PROVIDED MATERIAL -
● ● ● ● ●

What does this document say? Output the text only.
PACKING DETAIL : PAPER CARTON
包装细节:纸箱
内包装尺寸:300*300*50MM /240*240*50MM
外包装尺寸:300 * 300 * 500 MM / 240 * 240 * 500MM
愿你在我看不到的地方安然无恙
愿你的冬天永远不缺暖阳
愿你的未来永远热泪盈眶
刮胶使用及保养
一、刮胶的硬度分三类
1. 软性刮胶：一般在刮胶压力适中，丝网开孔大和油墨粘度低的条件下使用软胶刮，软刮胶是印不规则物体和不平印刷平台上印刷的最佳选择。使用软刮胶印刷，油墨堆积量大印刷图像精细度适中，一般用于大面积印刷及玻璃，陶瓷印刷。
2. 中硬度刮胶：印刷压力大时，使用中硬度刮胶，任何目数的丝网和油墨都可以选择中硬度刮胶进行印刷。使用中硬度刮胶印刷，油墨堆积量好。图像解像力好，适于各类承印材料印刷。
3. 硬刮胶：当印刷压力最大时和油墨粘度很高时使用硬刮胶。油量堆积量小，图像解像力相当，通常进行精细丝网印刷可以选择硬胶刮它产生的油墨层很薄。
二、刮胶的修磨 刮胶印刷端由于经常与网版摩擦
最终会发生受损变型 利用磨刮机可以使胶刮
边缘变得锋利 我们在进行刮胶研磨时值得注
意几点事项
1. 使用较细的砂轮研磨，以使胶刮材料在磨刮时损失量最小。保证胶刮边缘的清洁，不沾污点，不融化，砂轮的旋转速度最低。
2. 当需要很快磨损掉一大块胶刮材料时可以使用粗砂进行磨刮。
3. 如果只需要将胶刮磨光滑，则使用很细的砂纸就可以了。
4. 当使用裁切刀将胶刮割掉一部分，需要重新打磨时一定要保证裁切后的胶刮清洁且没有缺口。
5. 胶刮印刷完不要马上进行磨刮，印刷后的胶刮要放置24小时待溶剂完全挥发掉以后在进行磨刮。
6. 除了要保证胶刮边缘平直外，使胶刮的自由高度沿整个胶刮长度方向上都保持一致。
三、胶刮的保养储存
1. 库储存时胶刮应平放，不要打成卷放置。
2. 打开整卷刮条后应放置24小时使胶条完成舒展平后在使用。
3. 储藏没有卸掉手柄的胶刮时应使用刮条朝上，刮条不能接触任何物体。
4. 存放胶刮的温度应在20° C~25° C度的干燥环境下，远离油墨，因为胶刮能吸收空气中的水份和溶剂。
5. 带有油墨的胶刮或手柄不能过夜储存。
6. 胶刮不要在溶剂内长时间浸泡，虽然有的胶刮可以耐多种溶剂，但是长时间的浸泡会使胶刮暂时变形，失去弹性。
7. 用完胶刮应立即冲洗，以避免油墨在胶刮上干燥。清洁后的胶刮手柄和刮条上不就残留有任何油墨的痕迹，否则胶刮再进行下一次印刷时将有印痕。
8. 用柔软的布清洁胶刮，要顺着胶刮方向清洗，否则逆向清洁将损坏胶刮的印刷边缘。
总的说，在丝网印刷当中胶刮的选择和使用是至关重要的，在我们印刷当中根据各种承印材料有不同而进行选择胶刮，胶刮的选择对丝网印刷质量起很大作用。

● ● ● ● ●

OBJECTIVE - Print the whole listing again, exactly.

CORRECT RESPONSE -
What does this document say? Output the text only.
PACKING DETAIL : PAPER CARTON
包装细节:纸箱
内包装尺寸:300*300*50MM /240*240*50MM
外包装尺寸:300 * 300 * 500 MM / 240 * 240 * 500MM
愿你在我看不到的地方安然无恙
愿你的冬天永远不缺暖阳
愿你的未来永远热泪盈眶
刮胶使用及保养
一、刮胶的硬度分三类
1. 软性刮胶：一般在刮胶压力适中，丝网开孔大和油墨粘度低的条件下使用软胶刮，软刮胶是印不规则物体和不平印刷平台上印刷的最佳选择。使用软刮胶印刷，油墨堆积量大印刷图像精细度适中，一般用于大面积印刷及玻璃，陶瓷印刷。
2. 中硬度刮胶：印刷压力大时，使用中硬度刮胶，任何目数的丝网和油墨都可以选择中硬度刮胶进行印刷。使用中硬度刮胶印刷，油墨堆积量好。图像解像力好，适于各类承印材料印刷。
3. 硬刮胶：当印刷压力最大时和油墨粘度很高时使用硬刮胶。油量堆积量小，图像解像力相当，通常进行精细丝网印刷可以选择硬胶刮它产生的油墨层很薄。
二、刮胶的修磨 刮胶印刷端由于经常与网版摩擦
最终会发生受损变型 利用磨刮机可以使胶刮
边缘变得锋利 我们在进行刮胶研磨时值得注
意几点事项
1. 使用较细的砂轮研磨，以使胶刮材料在磨刮时损失量最小。保证胶刮边缘的清洁，不沾污点，不融化，砂轮的旋转速度最低。
2. 当需要很快磨损掉一大块胶刮材料时可以使用粗砂进行磨刮。
3. 如果只需要将胶刮磨光滑，则使用很细的砂纸就可以了。
4. 当使用裁切刀将胶刮割掉一部分，需要重新打磨时一定要保证裁切后的胶刮清洁且没有缺口。
5. 胶刮印刷完不要马上进行磨刮，印刷后的胶刮要放置24小时待溶剂完全挥发掉以后在进行磨刮。
6. 除了要保证胶刮边缘平直外，使胶刮的自由高度沿整个胶刮长度方向上都保持一致。
三、胶刮的保养储存
1. 库储存时胶刮应平放，不要打成卷放置。
2. 打开整卷刮条后应放置24小时使胶条完成舒展平后在使用。
3. 储藏没有卸掉手柄的胶刮时应使用刮条朝上，刮条不能接触任何物体。
4. 存放胶刮的温度应在20° C~25° C度的干燥环境下，远离油墨，因为胶刮能吸收空气中的水份和溶剂。
5. 带有油墨的胶刮或手柄不能过夜储存。
6. 胶刮不要在溶剂内长时间浸泡，虽然有的胶刮可以耐多种溶剂，但是长时间的浸泡会使胶刮暂时变形，失去弹性。
7. 用完胶刮应立即冲洗，以避免油墨在胶刮上干燥。清洁后的胶刮手柄和刮条上不就残留有任何油墨的痕迹，否则胶刮再进行下一次印刷时将有印痕。
8. 用柔软的布清洁胶刮，要顺着胶刮方向清洗，否则逆向清洁将损坏胶刮的印刷边缘。
总的说，在丝网印刷当中胶刮的选择和使用是至关重要的，在我们印刷当中根据各种承印材料有不同而进行选择胶刮，胶刮的选择对丝网印刷质量起很大作用。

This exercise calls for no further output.